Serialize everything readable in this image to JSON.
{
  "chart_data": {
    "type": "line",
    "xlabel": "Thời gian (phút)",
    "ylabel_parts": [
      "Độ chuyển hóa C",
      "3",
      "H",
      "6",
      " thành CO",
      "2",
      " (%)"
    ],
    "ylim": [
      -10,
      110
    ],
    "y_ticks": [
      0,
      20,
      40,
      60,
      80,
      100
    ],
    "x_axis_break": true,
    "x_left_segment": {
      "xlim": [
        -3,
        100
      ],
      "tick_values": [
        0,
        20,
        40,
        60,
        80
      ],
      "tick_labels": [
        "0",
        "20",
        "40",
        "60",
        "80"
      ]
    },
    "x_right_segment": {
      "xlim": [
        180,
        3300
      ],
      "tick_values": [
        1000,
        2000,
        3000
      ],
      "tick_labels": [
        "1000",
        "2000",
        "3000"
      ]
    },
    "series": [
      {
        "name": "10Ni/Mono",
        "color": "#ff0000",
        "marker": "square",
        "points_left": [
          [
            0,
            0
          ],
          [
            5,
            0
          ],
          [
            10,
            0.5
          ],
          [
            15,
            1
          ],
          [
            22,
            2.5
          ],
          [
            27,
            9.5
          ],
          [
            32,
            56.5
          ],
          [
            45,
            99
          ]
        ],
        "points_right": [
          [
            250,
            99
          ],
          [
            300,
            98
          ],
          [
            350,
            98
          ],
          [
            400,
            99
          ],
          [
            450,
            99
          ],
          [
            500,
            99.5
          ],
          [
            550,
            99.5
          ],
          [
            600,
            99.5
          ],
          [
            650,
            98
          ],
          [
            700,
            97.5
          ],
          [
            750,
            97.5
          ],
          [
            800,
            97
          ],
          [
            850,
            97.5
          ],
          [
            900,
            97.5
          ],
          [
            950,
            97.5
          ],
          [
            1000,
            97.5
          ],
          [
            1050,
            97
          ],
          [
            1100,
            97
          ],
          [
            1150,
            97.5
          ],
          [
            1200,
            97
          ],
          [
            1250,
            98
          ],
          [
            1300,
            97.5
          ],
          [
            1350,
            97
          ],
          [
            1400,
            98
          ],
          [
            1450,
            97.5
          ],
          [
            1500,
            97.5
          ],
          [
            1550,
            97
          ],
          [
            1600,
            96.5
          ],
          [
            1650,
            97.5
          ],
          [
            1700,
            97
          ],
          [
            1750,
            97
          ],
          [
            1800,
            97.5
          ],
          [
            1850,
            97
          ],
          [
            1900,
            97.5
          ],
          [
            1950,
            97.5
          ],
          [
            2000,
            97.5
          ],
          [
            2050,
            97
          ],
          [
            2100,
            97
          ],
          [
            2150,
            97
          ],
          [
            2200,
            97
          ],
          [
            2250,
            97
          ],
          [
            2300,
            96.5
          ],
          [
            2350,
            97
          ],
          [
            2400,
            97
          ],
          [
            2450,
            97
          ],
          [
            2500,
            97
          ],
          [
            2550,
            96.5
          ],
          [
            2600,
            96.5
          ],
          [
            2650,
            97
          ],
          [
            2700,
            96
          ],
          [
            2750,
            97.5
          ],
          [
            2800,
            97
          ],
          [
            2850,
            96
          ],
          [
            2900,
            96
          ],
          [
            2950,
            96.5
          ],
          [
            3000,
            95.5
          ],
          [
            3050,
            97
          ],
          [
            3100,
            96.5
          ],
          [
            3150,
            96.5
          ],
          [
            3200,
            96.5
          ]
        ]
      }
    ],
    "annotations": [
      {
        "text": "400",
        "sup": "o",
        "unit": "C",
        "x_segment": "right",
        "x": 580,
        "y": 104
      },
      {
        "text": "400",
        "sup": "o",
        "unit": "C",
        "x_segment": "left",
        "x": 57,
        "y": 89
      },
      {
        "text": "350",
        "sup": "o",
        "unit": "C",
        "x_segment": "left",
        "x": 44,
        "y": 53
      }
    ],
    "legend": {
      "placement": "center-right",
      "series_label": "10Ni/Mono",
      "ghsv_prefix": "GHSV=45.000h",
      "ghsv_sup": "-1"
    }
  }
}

=== SET TASK ===
Quote the listing in full, please, keeping every line exact.

=== RESPONSE TO THE TASK ===
Serialize everything readable in this image to JSON.
{
  "chart_data": {
    "type": "line",
    "xlabel": "Thời gian (phút)",
    "ylabel_parts": [
      "Độ chuyển hóa C",
      "3",
      "H",
      "6",
      " thành CO",
      "2",
      " (%)"
    ],
    "ylim": [
      -10,
      110
    ],
    "y_ticks": [
      0,
      20,
      40,
      60,
      80,
      100
    ],
    "x_axis_break": true,
    "x_left_segment": {
      "xlim": [
        -3,
        100
      ],
      "tick_values": [
        0,
        20,
        40,
        60,
        80
      ],
      "tick_labels": [
        "0",
        "20",
        "40",
        "60",
        "80"
      ]
    },
    "x_right_segment": {
      "xlim": [
        180,
        3300
      ],
      "tick_values": [
        1000,
        2000,
        3000
      ],
      "tick_labels": [
        "1000",
        "2000",
        "3000"
      ]
    },
    "series": [
      {
        "name": "10Ni/Mono",
        "color": "#ff0000",
        "marker": "square",
        "points_left": [
          [
            0,
            0
          ],
          [
            5,
            0
          ],
          [
            10,
            0.5
          ],
          [
            15,
            1
          ],
          [
            22,
            2.5
          ],
          [
            27,
            9.5
          ],
          [
            32,
            56.5
          ],
          [
            45,
            99
          ]
        ],
        "points_right": [
          [
            250,
            99
          ],
          [
            300,
            98
          ],
          [
            350,
            98
          ],
          [
            400,
            99
          ],
          [
            450,
            99
          ],
          [
            500,
            99.5
          ],
          [
            550,
            99.5
          ],
          [
            600,
            99.5
          ],
          [
            650,
            98
          ],
          [
            700,
            97.5
          ],
          [
            750,
            97.5
          ],
          [
            800,
            97
          ],
          [
            850,
            97.5
          ],
          [
            900,
            97.5
          ],
          [
            950,
            97.5
          ],
          [
            1000,
            97.5
          ],
          [
            1050,
            97
          ],
          [
            1100,
            97
          ],
          [
            1150,
            97.5
          ],
          [
            1200,
            97
          ],
          [
            1250,
            98
          ],
          [
            1300,
            97.5
          ],
          [
            1350,
            97
          ],
          [
            1400,
            98
          ],
          [
            1450,
            97.5
          ],
          [
            1500,
            97.5
          ],
          [
            1550,
            97
          ],
          [
            1600,
            96.5
          ],
          [
            1650,
            97.5
          ],
          [
            1700,
            97
          ],
          [
            1750,
            97
          ],
          [
            1800,
            97.5
          ],
          [
            1850,
            97
          ],
          [
            1900,
            97.5
          ],
          [
            1950,
            97.5
          ],
          [
            2000,
            97.5
          ],
          [
            2050,
            97
          ],
          [
            2100,
            97
          ],
          [
            2150,
            97
          ],
          [
            2200,
            97
          ],
          [
            2250,
            97
          ],
          [
            2300,
            96.5
          ],
          [
            2350,
            97
          ],
          [
            2400,
            97
          ],
          [
            2450,
            97
          ],
          [
            2500,
            97
          ],
          [
            2550,
            96.5
          ],
          [
            2600,
            96.5
          ],
          [
            2650,
            97
          ],
          [
            2700,
            96
          ],
          [
            2750,
            97.5
          ],
          [
            2800,
            97
          ],
          [
            2850,
            96
          ],
          [
            2900,
            96
          ],
          [
            2950,
            96.5
          ],
          [
            3000,
            95.5
          ],
          [
            3050,
            97
          ],
          [
            3100,
            96.5
          ],
          [
            3150,
            96.5
          ],
          [
            3200,
            96.5
          ]
        ]
      }
    ],
    "annotations": [
      {
        "text": "400",
        "sup": "o",
        "unit": "C",
        "x_segment": "right",
        "x": 580,
        "y": 104
      },
      {
        "text": "400",
        "sup": "o",
        "unit": "C",
        "x_segment": "left",
        "x": 57,
        "y": 89
      },
      {
        "text": "350",
        "sup": "o",
        "unit": "C",
        "x_segment": "left",
        "x": 44,
        "y": 53
      }
    ],
    "legend": {
      "placement": "center-right",
      "series_label": "10Ni/Mono",
      "ghsv_prefix": "GHSV=45.000h",
      "ghsv_sup": "-1"
    }
  }
}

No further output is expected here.